(Data entries)

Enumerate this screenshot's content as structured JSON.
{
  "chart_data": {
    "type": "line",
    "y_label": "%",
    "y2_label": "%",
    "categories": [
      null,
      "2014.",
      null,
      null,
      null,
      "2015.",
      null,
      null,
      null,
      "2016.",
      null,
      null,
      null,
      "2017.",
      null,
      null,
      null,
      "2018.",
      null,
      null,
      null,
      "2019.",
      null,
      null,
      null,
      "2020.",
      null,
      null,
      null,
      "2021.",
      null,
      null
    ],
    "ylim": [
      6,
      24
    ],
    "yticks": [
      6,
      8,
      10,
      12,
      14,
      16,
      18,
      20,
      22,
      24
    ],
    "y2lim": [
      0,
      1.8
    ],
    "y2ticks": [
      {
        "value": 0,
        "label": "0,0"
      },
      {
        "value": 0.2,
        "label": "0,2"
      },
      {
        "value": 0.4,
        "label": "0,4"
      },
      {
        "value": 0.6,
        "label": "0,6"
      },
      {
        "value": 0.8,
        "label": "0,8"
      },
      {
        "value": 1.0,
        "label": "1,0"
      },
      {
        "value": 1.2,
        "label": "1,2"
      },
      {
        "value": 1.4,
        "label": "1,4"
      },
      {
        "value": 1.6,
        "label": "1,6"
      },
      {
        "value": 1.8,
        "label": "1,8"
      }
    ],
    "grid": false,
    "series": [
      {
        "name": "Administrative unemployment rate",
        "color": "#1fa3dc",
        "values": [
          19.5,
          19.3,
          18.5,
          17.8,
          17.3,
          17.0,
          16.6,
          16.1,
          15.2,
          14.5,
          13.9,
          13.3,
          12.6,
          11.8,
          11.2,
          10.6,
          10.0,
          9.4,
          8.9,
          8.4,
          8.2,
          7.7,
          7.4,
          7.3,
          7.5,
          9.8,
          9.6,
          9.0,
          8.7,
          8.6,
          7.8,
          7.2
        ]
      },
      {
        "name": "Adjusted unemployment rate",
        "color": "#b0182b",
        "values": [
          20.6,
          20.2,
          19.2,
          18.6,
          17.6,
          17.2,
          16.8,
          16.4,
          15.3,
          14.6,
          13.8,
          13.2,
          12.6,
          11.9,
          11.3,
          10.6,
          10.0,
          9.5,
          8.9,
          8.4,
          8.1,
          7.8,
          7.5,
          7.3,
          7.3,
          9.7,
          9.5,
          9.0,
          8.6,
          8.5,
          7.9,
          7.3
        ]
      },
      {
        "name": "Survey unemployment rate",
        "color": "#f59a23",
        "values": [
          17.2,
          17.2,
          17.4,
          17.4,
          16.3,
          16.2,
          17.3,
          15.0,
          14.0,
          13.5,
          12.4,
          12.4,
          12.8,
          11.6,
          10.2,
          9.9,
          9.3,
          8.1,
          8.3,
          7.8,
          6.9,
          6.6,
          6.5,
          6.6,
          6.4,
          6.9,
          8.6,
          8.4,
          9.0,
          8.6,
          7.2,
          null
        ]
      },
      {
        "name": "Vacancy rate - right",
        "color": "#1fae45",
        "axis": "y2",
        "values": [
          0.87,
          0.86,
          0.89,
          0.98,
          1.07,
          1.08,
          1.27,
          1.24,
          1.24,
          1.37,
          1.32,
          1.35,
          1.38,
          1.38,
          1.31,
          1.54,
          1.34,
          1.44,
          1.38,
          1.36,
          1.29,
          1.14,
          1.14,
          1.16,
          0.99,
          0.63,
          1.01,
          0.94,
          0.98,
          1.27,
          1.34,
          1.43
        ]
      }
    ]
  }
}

• [Work to do]: In the entries above, find lines with "name" and copy each.

• [Solution]:
        "name": "Administrative unemployment rate",
        "name": "Adjusted unemployment rate",
        "name": "Survey unemployment rate",
        "name": "Vacancy rate - right",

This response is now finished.